• [Required task] Search the records that follow and extract every line containing the string "建筑防烟排烟系统".

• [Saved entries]
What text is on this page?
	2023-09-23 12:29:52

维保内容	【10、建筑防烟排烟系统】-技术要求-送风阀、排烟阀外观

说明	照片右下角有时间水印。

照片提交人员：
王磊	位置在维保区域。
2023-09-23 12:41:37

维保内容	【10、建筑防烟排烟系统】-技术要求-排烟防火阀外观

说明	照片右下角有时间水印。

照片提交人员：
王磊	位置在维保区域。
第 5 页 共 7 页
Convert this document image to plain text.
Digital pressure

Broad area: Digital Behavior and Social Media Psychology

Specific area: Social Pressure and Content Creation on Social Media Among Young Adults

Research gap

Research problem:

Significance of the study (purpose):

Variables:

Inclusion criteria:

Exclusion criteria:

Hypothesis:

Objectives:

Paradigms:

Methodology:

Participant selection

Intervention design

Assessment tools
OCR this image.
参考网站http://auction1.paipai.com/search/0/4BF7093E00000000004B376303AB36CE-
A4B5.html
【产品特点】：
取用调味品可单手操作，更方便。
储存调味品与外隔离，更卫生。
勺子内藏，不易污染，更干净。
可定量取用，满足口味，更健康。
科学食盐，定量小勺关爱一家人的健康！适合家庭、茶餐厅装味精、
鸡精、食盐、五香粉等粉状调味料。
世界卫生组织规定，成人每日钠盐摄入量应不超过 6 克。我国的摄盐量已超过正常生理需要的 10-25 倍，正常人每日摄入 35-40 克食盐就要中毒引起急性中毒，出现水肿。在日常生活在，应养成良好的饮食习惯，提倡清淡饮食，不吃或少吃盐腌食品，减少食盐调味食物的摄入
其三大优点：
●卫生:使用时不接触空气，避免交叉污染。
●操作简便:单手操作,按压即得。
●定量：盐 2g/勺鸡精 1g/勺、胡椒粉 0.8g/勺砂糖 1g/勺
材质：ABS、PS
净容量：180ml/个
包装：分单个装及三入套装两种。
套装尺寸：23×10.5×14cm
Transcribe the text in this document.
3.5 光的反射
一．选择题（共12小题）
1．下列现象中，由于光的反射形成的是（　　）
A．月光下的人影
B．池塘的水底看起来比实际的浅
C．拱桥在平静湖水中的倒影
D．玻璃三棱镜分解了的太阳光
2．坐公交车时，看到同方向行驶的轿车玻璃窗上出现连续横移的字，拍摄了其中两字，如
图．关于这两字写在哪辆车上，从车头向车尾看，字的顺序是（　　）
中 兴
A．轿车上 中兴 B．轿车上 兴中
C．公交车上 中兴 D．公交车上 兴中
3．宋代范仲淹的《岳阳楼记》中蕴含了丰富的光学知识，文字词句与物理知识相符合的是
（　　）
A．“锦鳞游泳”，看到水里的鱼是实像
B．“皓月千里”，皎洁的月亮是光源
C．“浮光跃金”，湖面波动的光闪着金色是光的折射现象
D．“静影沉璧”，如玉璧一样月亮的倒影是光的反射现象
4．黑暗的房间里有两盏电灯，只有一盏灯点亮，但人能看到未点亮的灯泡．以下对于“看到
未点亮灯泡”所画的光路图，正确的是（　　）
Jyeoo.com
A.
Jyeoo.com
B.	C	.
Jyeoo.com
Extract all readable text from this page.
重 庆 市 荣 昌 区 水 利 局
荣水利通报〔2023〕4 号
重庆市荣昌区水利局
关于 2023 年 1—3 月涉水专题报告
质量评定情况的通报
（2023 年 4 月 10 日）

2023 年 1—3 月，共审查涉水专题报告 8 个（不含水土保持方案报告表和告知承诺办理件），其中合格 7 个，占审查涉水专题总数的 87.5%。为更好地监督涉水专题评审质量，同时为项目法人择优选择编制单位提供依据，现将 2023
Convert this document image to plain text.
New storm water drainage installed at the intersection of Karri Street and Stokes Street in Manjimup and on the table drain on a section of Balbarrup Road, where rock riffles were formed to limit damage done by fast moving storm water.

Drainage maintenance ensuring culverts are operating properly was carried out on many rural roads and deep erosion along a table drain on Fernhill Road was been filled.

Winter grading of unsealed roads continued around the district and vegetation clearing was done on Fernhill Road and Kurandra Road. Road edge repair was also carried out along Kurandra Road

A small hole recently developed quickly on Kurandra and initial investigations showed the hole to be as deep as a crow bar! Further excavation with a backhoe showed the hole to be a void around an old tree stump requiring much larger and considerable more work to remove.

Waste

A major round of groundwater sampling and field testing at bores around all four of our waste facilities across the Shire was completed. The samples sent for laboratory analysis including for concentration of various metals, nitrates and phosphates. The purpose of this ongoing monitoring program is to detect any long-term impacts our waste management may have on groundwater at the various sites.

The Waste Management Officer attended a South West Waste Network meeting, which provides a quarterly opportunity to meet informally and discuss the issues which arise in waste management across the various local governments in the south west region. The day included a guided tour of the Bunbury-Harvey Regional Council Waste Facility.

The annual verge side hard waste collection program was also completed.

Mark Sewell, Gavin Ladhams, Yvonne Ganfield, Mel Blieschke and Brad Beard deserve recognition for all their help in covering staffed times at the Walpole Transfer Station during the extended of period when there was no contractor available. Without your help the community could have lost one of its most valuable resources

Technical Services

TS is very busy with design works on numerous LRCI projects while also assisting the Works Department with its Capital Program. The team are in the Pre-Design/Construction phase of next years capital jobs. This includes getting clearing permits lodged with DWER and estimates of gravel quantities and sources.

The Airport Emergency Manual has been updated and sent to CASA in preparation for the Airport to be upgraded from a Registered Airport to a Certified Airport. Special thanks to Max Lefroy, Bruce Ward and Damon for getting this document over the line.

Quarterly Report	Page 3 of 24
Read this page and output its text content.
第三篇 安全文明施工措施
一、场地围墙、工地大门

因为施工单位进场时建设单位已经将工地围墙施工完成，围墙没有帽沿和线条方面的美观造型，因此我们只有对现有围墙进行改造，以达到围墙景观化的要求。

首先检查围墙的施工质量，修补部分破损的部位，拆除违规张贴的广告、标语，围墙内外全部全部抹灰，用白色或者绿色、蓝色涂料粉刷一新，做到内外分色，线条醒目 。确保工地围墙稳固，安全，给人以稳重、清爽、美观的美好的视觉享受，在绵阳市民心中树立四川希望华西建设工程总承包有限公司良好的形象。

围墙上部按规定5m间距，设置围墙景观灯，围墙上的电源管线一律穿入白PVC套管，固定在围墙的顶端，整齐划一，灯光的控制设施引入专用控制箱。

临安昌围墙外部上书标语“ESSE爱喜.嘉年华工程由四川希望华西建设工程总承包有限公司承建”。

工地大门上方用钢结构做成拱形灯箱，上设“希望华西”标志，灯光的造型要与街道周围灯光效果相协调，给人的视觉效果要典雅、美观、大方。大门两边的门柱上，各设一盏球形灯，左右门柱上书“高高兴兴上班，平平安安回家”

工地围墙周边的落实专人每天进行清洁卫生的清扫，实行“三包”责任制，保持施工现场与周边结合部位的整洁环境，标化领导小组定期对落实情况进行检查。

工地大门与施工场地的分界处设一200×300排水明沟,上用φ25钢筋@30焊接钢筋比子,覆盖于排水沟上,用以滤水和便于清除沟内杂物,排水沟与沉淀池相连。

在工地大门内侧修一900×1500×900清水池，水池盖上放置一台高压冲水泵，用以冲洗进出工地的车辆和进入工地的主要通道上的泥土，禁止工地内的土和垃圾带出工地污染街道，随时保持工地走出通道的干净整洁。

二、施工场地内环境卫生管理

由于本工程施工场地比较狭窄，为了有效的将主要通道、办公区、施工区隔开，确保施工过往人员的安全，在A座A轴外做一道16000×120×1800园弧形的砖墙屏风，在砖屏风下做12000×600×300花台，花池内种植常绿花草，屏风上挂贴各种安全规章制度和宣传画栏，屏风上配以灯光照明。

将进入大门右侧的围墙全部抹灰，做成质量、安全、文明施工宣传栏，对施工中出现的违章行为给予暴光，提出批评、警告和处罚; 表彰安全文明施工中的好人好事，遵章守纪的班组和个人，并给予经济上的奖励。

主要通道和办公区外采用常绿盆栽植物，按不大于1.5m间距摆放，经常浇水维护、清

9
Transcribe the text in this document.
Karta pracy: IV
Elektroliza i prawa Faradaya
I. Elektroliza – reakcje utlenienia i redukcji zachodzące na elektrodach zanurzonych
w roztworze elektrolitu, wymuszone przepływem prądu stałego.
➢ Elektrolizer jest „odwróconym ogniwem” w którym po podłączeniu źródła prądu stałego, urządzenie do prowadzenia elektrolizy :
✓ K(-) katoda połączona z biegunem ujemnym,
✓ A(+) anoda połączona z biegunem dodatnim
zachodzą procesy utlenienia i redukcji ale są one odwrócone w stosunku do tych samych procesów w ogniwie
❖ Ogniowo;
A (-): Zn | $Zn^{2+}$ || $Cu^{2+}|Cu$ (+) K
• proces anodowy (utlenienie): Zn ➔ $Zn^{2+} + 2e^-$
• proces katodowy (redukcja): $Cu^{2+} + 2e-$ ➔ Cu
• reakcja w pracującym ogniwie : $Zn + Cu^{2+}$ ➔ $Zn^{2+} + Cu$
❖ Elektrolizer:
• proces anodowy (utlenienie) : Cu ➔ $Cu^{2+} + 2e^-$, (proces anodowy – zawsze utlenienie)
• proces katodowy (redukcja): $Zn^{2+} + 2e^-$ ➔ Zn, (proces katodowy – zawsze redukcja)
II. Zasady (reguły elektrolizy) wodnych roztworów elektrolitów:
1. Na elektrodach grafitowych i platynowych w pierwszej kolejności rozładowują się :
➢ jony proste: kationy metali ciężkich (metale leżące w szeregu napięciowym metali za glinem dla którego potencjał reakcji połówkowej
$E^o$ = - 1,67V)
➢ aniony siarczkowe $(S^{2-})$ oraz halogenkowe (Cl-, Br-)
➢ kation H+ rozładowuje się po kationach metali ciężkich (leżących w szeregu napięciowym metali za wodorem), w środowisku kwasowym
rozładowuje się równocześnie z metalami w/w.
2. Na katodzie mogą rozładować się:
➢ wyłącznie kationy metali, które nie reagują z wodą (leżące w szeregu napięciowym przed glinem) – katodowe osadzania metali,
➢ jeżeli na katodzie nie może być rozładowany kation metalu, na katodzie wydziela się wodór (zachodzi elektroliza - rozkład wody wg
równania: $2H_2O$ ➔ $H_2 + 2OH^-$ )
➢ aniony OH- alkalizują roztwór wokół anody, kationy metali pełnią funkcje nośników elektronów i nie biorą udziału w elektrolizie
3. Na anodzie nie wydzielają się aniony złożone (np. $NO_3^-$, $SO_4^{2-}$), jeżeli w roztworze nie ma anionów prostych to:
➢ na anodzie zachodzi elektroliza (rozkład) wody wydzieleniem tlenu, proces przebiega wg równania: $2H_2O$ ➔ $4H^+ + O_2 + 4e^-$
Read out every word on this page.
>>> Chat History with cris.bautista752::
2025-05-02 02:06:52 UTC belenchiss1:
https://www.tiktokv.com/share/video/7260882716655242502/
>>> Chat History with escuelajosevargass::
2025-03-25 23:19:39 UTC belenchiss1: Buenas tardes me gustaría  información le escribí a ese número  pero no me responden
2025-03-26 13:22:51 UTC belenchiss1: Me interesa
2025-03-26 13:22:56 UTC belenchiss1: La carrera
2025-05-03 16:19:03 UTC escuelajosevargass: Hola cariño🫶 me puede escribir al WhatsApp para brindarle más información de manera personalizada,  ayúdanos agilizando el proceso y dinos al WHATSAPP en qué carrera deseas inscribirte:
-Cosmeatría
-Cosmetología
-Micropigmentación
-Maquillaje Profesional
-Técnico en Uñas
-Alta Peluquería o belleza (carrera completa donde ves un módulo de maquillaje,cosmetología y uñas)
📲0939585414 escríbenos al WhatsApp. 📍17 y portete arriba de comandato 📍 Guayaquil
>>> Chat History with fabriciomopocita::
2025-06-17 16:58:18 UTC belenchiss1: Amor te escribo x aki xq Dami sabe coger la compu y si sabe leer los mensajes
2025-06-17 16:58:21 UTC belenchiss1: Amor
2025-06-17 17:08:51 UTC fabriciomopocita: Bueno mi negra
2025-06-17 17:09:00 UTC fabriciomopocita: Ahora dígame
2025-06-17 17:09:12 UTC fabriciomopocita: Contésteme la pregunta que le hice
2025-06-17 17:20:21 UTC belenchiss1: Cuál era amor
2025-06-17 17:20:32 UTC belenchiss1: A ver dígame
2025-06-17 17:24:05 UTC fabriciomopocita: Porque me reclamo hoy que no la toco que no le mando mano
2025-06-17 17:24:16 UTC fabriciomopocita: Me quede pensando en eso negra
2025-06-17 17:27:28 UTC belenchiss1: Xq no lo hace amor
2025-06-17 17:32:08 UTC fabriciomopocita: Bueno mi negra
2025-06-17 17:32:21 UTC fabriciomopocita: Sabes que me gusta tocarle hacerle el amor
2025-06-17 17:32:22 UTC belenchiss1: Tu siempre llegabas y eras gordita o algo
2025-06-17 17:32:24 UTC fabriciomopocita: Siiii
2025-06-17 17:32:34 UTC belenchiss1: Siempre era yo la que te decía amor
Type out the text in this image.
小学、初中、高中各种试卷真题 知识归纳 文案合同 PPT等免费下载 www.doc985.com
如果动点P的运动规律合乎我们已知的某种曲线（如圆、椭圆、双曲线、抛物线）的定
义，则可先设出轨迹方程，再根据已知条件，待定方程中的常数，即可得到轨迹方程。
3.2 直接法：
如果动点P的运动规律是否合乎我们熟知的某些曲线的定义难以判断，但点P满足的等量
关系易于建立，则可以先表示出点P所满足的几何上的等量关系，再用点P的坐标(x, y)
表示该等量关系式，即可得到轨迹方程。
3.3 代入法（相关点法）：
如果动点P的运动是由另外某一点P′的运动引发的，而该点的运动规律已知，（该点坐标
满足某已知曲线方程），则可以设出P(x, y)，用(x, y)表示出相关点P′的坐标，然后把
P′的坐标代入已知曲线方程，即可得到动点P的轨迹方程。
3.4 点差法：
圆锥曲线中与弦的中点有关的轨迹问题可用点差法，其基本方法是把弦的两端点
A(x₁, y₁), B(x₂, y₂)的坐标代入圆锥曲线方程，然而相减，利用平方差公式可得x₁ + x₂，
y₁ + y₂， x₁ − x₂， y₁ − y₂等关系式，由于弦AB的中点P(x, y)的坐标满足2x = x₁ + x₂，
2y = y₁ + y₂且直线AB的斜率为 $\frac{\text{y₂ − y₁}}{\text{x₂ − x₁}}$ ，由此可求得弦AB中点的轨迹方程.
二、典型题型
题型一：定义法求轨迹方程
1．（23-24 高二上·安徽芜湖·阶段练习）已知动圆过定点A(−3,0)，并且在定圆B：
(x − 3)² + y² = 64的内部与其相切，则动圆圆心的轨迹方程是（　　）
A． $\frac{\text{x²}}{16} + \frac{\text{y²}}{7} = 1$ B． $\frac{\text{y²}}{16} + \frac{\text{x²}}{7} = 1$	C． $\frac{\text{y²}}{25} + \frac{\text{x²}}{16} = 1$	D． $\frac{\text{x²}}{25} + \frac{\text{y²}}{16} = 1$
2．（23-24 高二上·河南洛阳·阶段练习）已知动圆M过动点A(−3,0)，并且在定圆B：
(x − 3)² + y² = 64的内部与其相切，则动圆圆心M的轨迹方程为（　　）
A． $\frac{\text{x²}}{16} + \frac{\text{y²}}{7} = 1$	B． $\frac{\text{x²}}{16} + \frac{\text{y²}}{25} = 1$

• [Task response]
维保内容	【10、建筑防烟排烟系统】-技术要求-送风阀、排烟阀外观
维保内容	【10、建筑防烟排烟系统】-技术要求-排烟防火阀外观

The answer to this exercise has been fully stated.